#### Data section

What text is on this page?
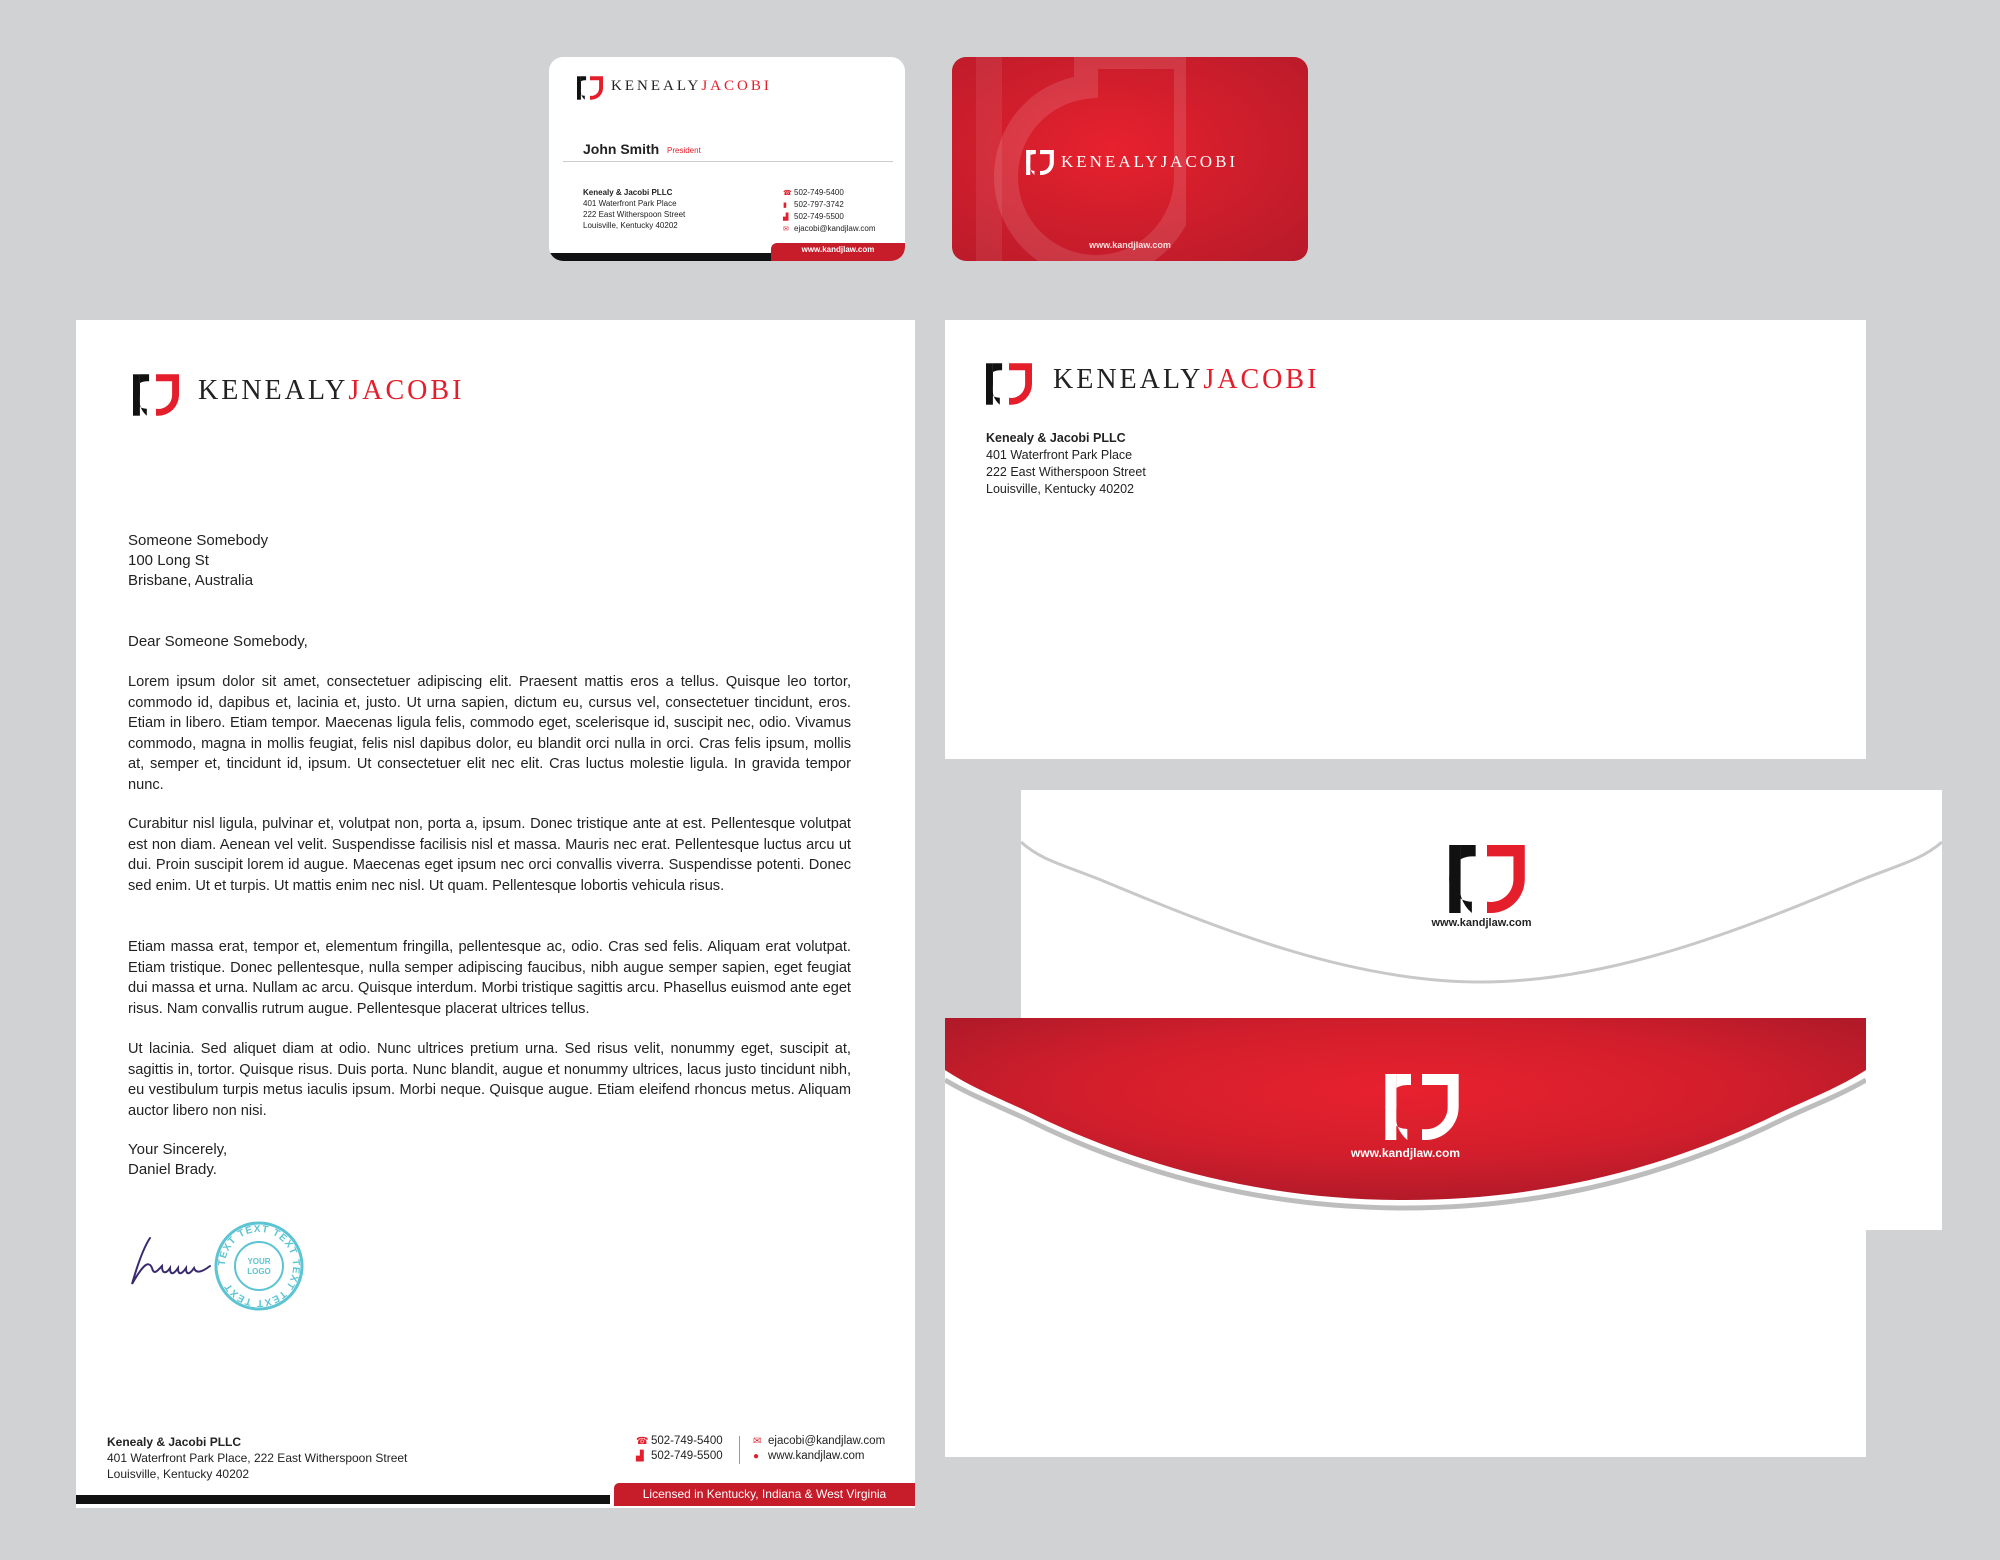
KENEALYJACOBI
John Smith President
Kenealy & Jacobi PLLC
401 Waterfront Park Place
222 East Witherspoon Street
Louisville, Kentucky 40202
☎ 502-749-5400
▮ 502-797-3742
▟ 502-749-5500
✉ ejacobi@kandjlaw.com
www.kandjlaw.com
KENEALYJACOBI
www.kandjlaw.com
KENEALYJACOBI
Someone Somebody
100 Long St
Brisbane, Australia
Dear Someone Somebody,
Lorem ipsum dolor sit amet, consectetuer adipiscing elit. Praesent mattis eros a tellus. Quisque leo tortor, commodo id, dapibus et, lacinia et, justo. Ut urna sapien, dictum eu, cursus vel, consectetuer tincidunt, eros. Etiam in libero. Etiam tempor. Maecenas ligula felis, commodo eget, scelerisque id, suscipit nec, odio. Vivamus commodo, magna in mollis feugiat, felis nisl dapibus dolor, eu blandit orci nulla in orci. Cras felis ipsum, mollis at, semper et, tincidunt id, ipsum. Ut consectetuer elit nec elit. Cras luctus molestie ligula. In gravida tempor nunc.
Curabitur nisl ligula, pulvinar et, volutpat non, porta a, ipsum. Donec tristique ante at est. Pellentesque volutpat est non diam. Aenean vel velit. Suspendisse facilisis nisl et massa. Mauris nec erat. Pellentesque luctus arcu ut dui. Proin suscipit lorem id augue. Maecenas eget ipsum nec orci convallis viverra. Suspendisse potenti. Donec sed enim. Ut et turpis. Ut mattis enim nec nisl. Ut quam. Pellentesque lobortis vehicula risus.
Etiam massa erat, tempor et, elementum fringilla, pellentesque ac, odio. Cras sed felis. Aliquam erat volutpat. Etiam tristique. Donec pellentesque, nulla semper adipiscing faucibus, nibh augue semper sapien, eget feugiat dui massa et urna. Nullam ac arcu. Quisque interdum. Morbi tristique sagittis arcu. Phasellus euismod ante eget risus. Nam convallis rutrum augue. Pellentesque placerat ultrices tellus.
Ut lacinia. Sed aliquet diam at odio. Nunc ultrices pretium urna. Sed risus velit, nonummy eget, suscipit at, sagittis in, tortor. Quisque risus. Duis porta. Nunc blandit, augue et nonummy ultrices, lacus justo tincidunt nibh, eu vestibulum turpis metus iaculis ipsum. Morbi neque. Quisque augue. Etiam eleifend rhoncus metus. Aliquam auctor libero non nisi.
Your Sincerely,
Daniel Brady.
TEXT TEXT TEXT TEXT TEXT TEXT
YOUR
LOGO
Kenealy & Jacobi PLLC
401 Waterfront Park Place, 222 East Witherspoon Street
Louisville, Kentucky 40202
☎ 502-749-5400
▟ 502-749-5500
✉ ejacobi@kandjlaw.com
● www.kandjlaw.com
Licensed in Kentucky, Indiana & West Virginia
KENEALYJACOBI
Kenealy & Jacobi PLLC
401 Waterfront Park Place
222 East Witherspoon Street
Louisville, Kentucky 40202
www.kandjlaw.com
www.kandjlaw.com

########

**Task goal**
Pictures in the records must not appear in the copy; transcribe everything else precisely.

**Response to the task**
What text is on this page?
KENEALYJACOBI
John Smith President
Kenealy & Jacobi PLLC
401 Waterfront Park Place
222 East Witherspoon Street
Louisville, Kentucky 40202
☎ 502-749-5400
▮ 502-797-3742
▟ 502-749-5500
✉ ejacobi@kandjlaw.com
www.kandjlaw.com
KENEALYJACOBI
www.kandjlaw.com
KENEALYJACOBI
Someone Somebody
100 Long St
Brisbane, Australia
Dear Someone Somebody,
Lorem ipsum dolor sit amet, consectetuer adipiscing elit. Praesent mattis eros a tellus. Quisque leo tortor, commodo id, dapibus et, lacinia et, justo. Ut urna sapien, dictum eu, cursus vel, consectetuer tincidunt, eros. Etiam in libero. Etiam tempor. Maecenas ligula felis, commodo eget, scelerisque id, suscipit nec, odio. Vivamus commodo, magna in mollis feugiat, felis nisl dapibus dolor, eu blandit orci nulla in orci. Cras felis ipsum, mollis at, semper et, tincidunt id, ipsum. Ut consectetuer elit nec elit. Cras luctus molestie ligula. In gravida tempor nunc.
Curabitur nisl ligula, pulvinar et, volutpat non, porta a, ipsum. Donec tristique ante at est. Pellentesque volutpat est non diam. Aenean vel velit. Suspendisse facilisis nisl et massa. Mauris nec erat. Pellentesque luctus arcu ut dui. Proin suscipit lorem id augue. Maecenas eget ipsum nec orci convallis viverra. Suspendisse potenti. Donec sed enim. Ut et turpis. Ut mattis enim nec nisl. Ut quam. Pellentesque lobortis vehicula risus.
Etiam massa erat, tempor et, elementum fringilla, pellentesque ac, odio. Cras sed felis. Aliquam erat volutpat. Etiam tristique. Donec pellentesque, nulla semper adipiscing faucibus, nibh augue semper sapien, eget feugiat dui massa et urna. Nullam ac arcu. Quisque interdum. Morbi tristique sagittis arcu. Phasellus euismod ante eget risus. Nam convallis rutrum augue. Pellentesque placerat ultrices tellus.
Ut lacinia. Sed aliquet diam at odio. Nunc ultrices pretium urna. Sed risus velit, nonummy eget, suscipit at, sagittis in, tortor. Quisque risus. Duis porta. Nunc blandit, augue et nonummy ultrices, lacus justo tincidunt nibh, eu vestibulum turpis metus iaculis ipsum. Morbi neque. Quisque augue. Etiam eleifend rhoncus metus. Aliquam auctor libero non nisi.
Your Sincerely,
Daniel Brady.
TEXT TEXT TEXT TEXT TEXT TEXT
YOUR
LOGO
Kenealy & Jacobi PLLC
401 Waterfront Park Place, 222 East Witherspoon Street
Louisville, Kentucky 40202
☎ 502-749-5400
▟ 502-749-5500
✉ ejacobi@kandjlaw.com
● www.kandjlaw.com
Licensed in Kentucky, Indiana & West Virginia
KENEALYJACOBI
Kenealy & Jacobi PLLC
401 Waterfront Park Place
222 East Witherspoon Street
Louisville, Kentucky 40202
www.kandjlaw.com
www.kandjlaw.com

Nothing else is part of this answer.